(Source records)
======

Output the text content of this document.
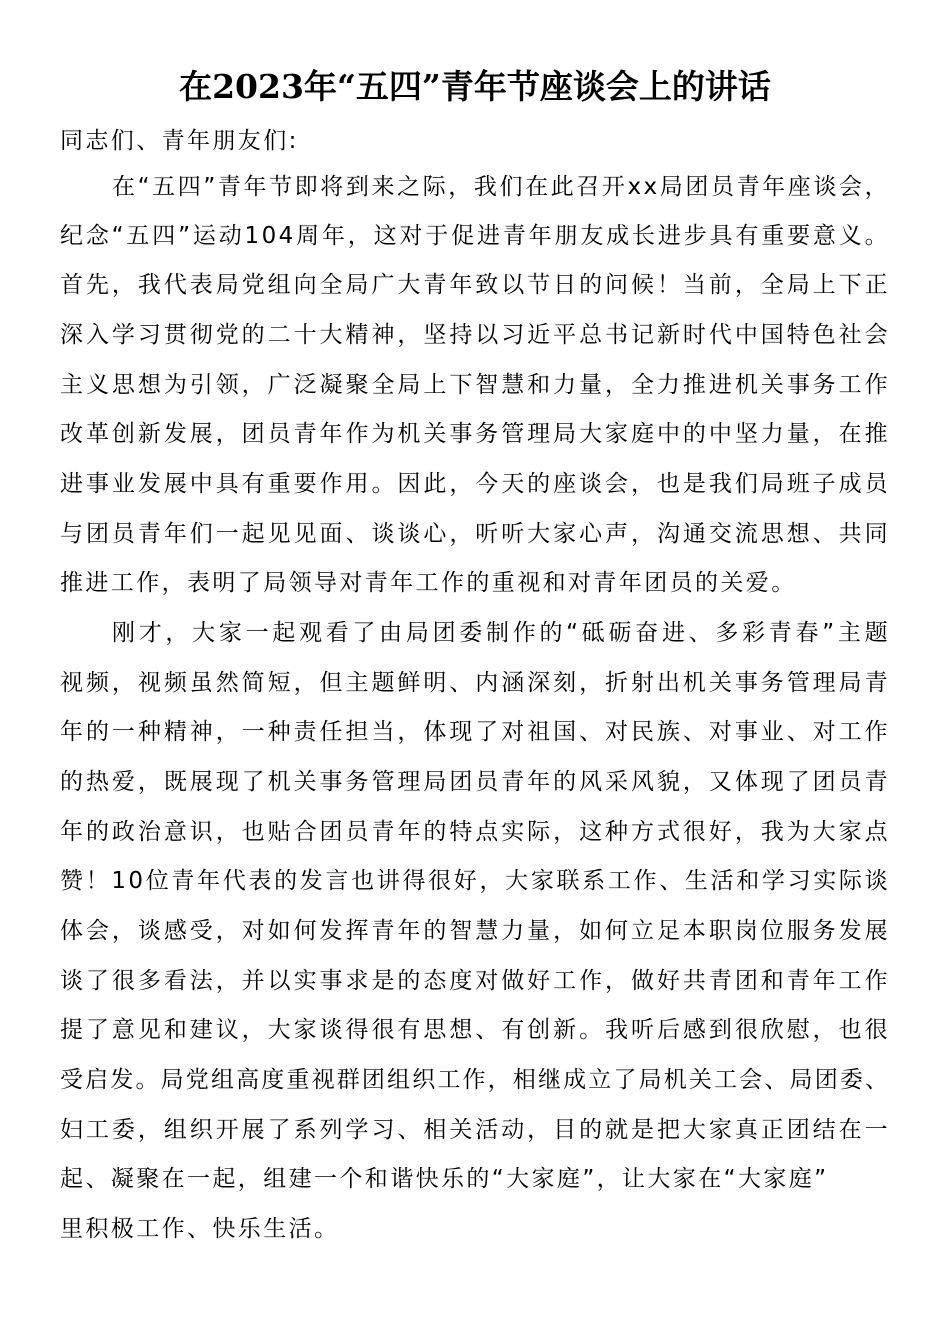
在2023年“五四”青年节座谈会上的讲话

同志们、青年朋友们:

在“五四”青年节即将到来之际，我们在此召开xx局团员青年座谈会，

纪念“五四”运动104周年，这对于促进青年朋友成长进步具有重要意义。

首先，我代表局党组向全局广大青年致以节日的问候！当前，全局上下正

深入学习贯彻党的二十大精神，坚持以习近平总书记新时代中国特色社会

主义思想为引领，广泛凝聚全局上下智慧和力量，全力推进机关事务工作

改革创新发展，团员青年作为机关事务管理局大家庭中的中坚力量，在推

进事业发展中具有重要作用。因此，今天的座谈会，也是我们局班子成员

与团员青年们一起见见面、谈谈心，听听大家心声，沟通交流思想、共同

推进工作，表明了局领导对青年工作的重视和对青年团员的关爱。

刚才，大家一起观看了由局团委制作的“砥砺奋进、多彩青春”主题

视频，视频虽然简短，但主题鲜明、内涵深刻，折射出机关事务管理局青

年的一种精神，一种责任担当，体现了对祖国、对民族、对事业、对工作

的热爱，既展现了机关事务管理局团员青年的风采风貌，又体现了团员青

年的政治意识，也贴合团员青年的特点实际，这种方式很好，我为大家点

赞！10位青年代表的发言也讲得很好，大家联系工作、生活和学习实际谈

体会，谈感受，对如何发挥青年的智慧力量，如何立足本职岗位服务发展

谈了很多看法，并以实事求是的态度对做好工作，做好共青团和青年工作

提了意见和建议，大家谈得很有思想、有创新。我听后感到很欣慰，也很

受启发。局党组高度重视群团组织工作，相继成立了局机关工会、局团委、

妇工委，组织开展了系列学习、相关活动，目的就是把大家真正团结在一

起、凝聚在一起，组建一个和谐快乐的“大家庭”，让大家在“大家庭”

里积极工作、快乐生活。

======

• **What is being asked**:
Without the pictures, reproduce every line of the records above exactly.

• **Expected answer**:
Output the text content of this document.
在2023年“五四”青年节座谈会上的讲话

同志们、青年朋友们:

在“五四”青年节即将到来之际，我们在此召开xx局团员青年座谈会，

纪念“五四”运动104周年，这对于促进青年朋友成长进步具有重要意义。

首先，我代表局党组向全局广大青年致以节日的问候！当前，全局上下正

深入学习贯彻党的二十大精神，坚持以习近平总书记新时代中国特色社会

主义思想为引领，广泛凝聚全局上下智慧和力量，全力推进机关事务工作

改革创新发展，团员青年作为机关事务管理局大家庭中的中坚力量，在推

进事业发展中具有重要作用。因此，今天的座谈会，也是我们局班子成员

与团员青年们一起见见面、谈谈心，听听大家心声，沟通交流思想、共同

推进工作，表明了局领导对青年工作的重视和对青年团员的关爱。

刚才，大家一起观看了由局团委制作的“砥砺奋进、多彩青春”主题

视频，视频虽然简短，但主题鲜明、内涵深刻，折射出机关事务管理局青

年的一种精神，一种责任担当，体现了对祖国、对民族、对事业、对工作

的热爱，既展现了机关事务管理局团员青年的风采风貌，又体现了团员青

年的政治意识，也贴合团员青年的特点实际，这种方式很好，我为大家点

赞！10位青年代表的发言也讲得很好，大家联系工作、生活和学习实际谈

体会，谈感受，对如何发挥青年的智慧力量，如何立足本职岗位服务发展

谈了很多看法，并以实事求是的态度对做好工作，做好共青团和青年工作

提了意见和建议，大家谈得很有思想、有创新。我听后感到很欣慰，也很

受启发。局党组高度重视群团组织工作，相继成立了局机关工会、局团委、

妇工委，组织开展了系列学习、相关活动，目的就是把大家真正团结在一

起、凝聚在一起，组建一个和谐快乐的“大家庭”，让大家在“大家庭”

里积极工作、快乐生活。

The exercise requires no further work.